>> BEGIN Entries provided

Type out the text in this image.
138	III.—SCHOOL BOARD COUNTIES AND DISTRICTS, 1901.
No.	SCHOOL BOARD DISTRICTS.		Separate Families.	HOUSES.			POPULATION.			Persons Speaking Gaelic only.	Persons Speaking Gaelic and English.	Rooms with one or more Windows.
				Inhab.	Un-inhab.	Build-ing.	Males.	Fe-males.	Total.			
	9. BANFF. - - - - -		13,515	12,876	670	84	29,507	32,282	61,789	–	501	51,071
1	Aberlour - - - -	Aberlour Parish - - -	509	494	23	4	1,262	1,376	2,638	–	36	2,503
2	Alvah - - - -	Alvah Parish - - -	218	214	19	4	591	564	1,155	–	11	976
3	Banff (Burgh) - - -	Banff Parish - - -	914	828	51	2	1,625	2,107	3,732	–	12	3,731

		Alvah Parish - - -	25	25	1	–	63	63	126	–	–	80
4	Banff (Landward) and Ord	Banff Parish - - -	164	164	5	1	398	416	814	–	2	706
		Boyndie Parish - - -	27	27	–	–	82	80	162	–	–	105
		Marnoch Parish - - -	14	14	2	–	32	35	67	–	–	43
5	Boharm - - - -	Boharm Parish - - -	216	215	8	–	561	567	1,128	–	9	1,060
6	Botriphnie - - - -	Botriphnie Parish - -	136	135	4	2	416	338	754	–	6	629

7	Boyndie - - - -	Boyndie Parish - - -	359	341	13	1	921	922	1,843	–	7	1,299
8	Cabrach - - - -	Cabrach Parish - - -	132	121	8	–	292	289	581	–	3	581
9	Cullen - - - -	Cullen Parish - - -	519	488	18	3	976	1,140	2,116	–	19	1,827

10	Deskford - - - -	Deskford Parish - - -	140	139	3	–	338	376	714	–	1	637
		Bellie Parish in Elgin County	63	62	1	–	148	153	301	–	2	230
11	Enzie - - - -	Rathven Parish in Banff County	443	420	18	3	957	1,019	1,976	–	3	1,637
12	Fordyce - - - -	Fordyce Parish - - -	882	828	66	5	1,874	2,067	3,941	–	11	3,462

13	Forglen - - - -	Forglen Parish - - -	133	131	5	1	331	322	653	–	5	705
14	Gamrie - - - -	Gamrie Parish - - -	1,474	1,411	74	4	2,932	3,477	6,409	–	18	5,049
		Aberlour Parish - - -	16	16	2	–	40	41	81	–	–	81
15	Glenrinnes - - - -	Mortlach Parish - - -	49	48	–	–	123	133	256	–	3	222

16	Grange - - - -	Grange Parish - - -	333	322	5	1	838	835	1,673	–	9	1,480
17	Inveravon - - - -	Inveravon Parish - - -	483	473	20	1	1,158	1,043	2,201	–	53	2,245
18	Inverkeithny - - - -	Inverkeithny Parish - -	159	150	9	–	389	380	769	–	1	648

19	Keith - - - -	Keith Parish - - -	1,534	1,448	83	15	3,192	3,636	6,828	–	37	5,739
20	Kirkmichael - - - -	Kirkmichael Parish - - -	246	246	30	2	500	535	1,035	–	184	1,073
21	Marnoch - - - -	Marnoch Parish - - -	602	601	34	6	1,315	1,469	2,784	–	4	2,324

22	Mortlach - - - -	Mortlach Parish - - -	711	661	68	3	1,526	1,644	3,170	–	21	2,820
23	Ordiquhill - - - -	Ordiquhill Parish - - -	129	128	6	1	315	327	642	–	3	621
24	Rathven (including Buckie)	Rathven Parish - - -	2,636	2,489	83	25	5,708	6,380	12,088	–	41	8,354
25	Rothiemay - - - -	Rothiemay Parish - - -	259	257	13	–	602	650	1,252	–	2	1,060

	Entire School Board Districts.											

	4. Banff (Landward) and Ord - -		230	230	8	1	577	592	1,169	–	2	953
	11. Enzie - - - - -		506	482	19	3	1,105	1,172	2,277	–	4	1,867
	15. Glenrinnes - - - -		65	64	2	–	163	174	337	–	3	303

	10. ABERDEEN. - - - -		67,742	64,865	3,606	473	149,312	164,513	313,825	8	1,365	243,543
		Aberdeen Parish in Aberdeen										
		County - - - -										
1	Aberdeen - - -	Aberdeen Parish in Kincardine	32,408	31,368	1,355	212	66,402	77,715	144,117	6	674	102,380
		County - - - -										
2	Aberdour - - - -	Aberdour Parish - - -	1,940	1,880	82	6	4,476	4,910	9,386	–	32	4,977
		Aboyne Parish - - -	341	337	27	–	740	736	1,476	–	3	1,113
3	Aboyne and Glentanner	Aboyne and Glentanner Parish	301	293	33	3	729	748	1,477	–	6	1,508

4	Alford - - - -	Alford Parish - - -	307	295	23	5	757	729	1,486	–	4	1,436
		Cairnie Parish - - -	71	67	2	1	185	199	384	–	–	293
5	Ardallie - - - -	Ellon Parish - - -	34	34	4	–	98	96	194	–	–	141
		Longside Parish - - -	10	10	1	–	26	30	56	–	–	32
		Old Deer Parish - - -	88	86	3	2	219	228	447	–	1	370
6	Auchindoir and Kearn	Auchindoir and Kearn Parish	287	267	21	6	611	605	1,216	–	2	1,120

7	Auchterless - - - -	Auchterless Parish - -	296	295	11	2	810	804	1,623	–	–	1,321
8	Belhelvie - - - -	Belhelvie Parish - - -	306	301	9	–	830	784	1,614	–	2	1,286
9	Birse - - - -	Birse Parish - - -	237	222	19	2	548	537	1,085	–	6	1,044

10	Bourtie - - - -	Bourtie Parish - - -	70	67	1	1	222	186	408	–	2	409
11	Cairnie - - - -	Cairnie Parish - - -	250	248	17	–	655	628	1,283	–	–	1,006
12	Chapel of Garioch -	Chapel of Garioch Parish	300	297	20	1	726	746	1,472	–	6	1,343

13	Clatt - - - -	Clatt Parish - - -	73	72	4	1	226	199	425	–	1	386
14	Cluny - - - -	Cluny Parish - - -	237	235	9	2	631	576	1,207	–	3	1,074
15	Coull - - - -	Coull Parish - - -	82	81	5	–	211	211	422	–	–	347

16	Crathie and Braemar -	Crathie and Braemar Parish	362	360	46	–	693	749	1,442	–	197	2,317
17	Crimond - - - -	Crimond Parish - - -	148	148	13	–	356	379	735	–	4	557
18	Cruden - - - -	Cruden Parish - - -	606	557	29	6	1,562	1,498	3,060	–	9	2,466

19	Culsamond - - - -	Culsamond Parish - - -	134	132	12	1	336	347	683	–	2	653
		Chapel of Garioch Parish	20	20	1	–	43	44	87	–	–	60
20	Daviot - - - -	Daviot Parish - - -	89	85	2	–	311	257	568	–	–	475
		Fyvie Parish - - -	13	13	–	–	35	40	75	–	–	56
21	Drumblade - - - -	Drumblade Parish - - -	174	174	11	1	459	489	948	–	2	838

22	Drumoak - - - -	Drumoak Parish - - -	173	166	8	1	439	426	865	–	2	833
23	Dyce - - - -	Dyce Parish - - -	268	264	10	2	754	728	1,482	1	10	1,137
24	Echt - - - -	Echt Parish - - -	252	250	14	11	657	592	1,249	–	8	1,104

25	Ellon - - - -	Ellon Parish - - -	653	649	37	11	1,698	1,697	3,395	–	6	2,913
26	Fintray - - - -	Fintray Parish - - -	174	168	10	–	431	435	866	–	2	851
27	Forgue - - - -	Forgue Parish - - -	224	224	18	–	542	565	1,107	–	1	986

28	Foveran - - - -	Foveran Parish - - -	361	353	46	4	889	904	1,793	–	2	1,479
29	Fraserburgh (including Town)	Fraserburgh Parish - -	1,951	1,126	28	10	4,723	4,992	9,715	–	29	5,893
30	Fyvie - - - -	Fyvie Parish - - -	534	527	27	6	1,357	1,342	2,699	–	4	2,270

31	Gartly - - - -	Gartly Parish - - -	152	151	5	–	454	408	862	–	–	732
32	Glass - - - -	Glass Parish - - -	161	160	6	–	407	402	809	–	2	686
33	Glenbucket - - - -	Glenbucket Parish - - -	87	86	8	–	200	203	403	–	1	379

>> END Entries provided

Pull out each line of the records holding the string "Marnoch".

		Marnoch Parish - - -	14	14	2	–	32	35	67	–	–	43
21	Marnoch - - - -	Marnoch Parish - - -	602	601	34	6	1,315	1,469	2,784	–	4	2,324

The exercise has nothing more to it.